Task - Each line below should be retyped exactly, with no pictures.

--- Begin The records ---

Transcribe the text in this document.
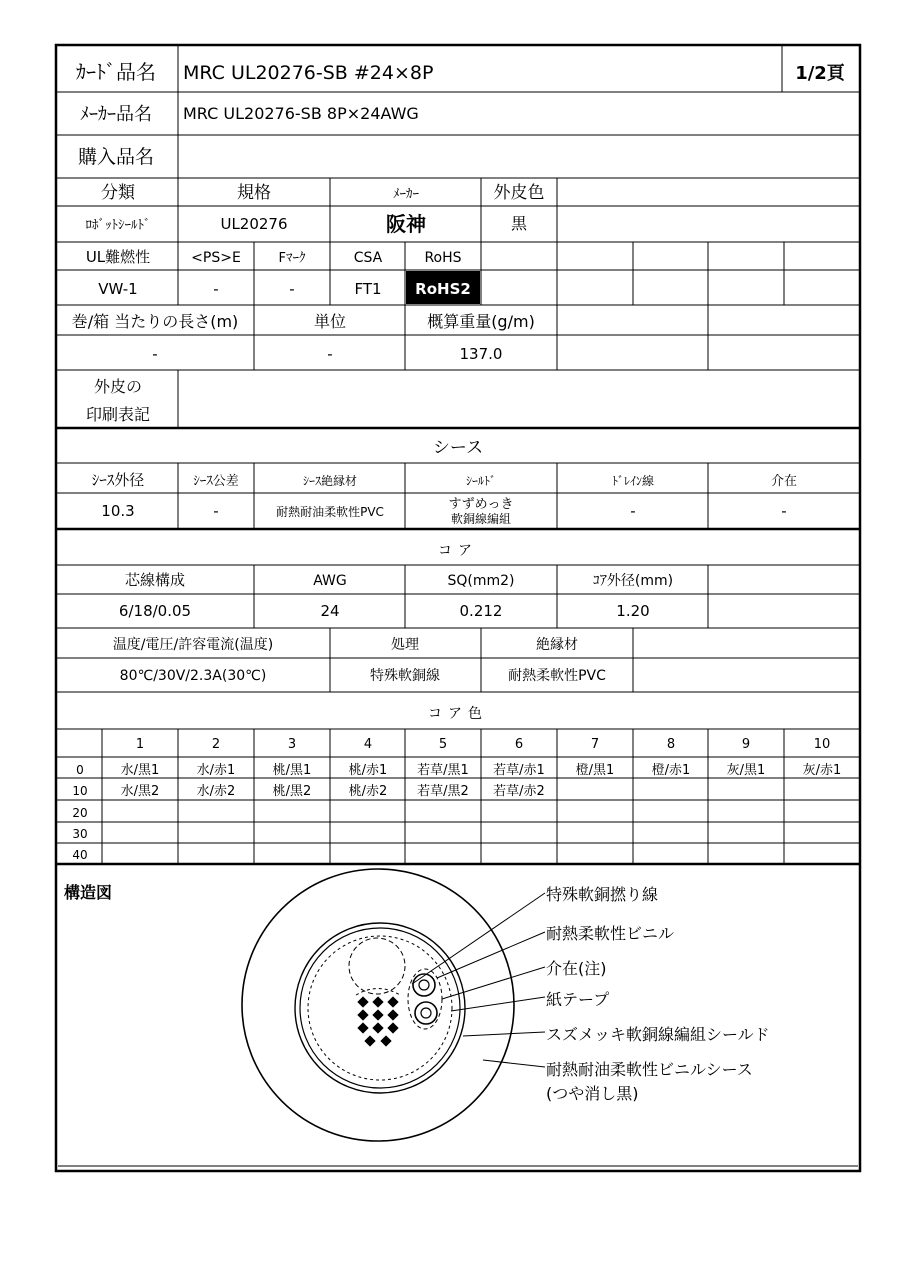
ｶｰﾄﾞ品名 MRC UL20276-SB #24×8P	1/2頁
ﾒｰｶｰ品名 MRC UL20276-SB 8P×24AWG
購入品名
分類	規格	ﾒｰｶｰ	外皮色
ﾛﾎﾞｯﾄｼｰﾙﾄﾞ	UL20276	阪神	黒
UL難燃性	<PS>E	Fﾏｰｸ	CSA	RoHS
VW-1	-	-	FT1 RoHS2
巻/箱 当たりの長さ(m)	単位	概算重量(g/m)
-	-	137.0
外皮の
印刷表記
シース
ｼｰｽ外径	ｼｰｽ公差	ｼｰｽ絶縁材	ｼｰﾙﾄﾞ	ﾄﾞﾚｲﾝ線	介在
10.3	-	耐熱耐油柔軟性PVC	すずめっき
軟銅線編組	-	-
コア
芯線構成	AWG	SQ(mm2)	ｺｱ外径(mm)
6/18/0.05	24	0.212	1.20
温度/電圧/許容電流(温度)	処理	絶縁材
80℃/30V/2.3A(30℃)	特殊軟銅線	耐熱柔軟性PVC
コア色
1	2	3	4	5	6	7	8	9	10
0	水/黒1	水/赤1	桃/黒1	桃/赤1 若草/黒1 若草/赤1 橙/黒1	橙/赤1	灰/黒1	灰/赤1
10	水/黒2	水/赤2	桃/黒2	桃/赤2 若草/黒2 若草/赤2
20
30
40
構造図	特殊軟銅撚り線
耐熱柔軟性ビニル
介在(注)
紙テープ
スズメッキ軟銅線編組シールド
耐熱耐油柔軟性ビニルシース
(つや消し黒)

--- End The records ---

Exercise answer -
Transcribe the text in this document.
ｶｰﾄﾞ品名 MRC UL20276-SB #24×8P	1/2頁
ﾒｰｶｰ品名 MRC UL20276-SB 8P×24AWG
購入品名
分類	規格	ﾒｰｶｰ	外皮色
ﾛﾎﾞｯﾄｼｰﾙﾄﾞ	UL20276	阪神	黒
UL難燃性	<PS>E	Fﾏｰｸ	CSA	RoHS
VW-1	-	-	FT1 RoHS2
巻/箱 当たりの長さ(m)	単位	概算重量(g/m)
-	-	137.0
外皮の
印刷表記
シース
ｼｰｽ外径	ｼｰｽ公差	ｼｰｽ絶縁材	ｼｰﾙﾄﾞ	ﾄﾞﾚｲﾝ線	介在
10.3	-	耐熱耐油柔軟性PVC	すずめっき
軟銅線編組	-	-
コア
芯線構成	AWG	SQ(mm2)	ｺｱ外径(mm)
6/18/0.05	24	0.212	1.20
温度/電圧/許容電流(温度)	処理	絶縁材
80℃/30V/2.3A(30℃)	特殊軟銅線	耐熱柔軟性PVC
コア色
1	2	3	4	5	6	7	8	9	10
0	水/黒1	水/赤1	桃/黒1	桃/赤1 若草/黒1 若草/赤1 橙/黒1	橙/赤1	灰/黒1	灰/赤1
10	水/黒2	水/赤2	桃/黒2	桃/赤2 若草/黒2 若草/赤2
20
30
40
構造図	特殊軟銅撚り線
耐熱柔軟性ビニル
介在(注)
紙テープ
スズメッキ軟銅線編組シールド
耐熱耐油柔軟性ビニルシース
(つや消し黒)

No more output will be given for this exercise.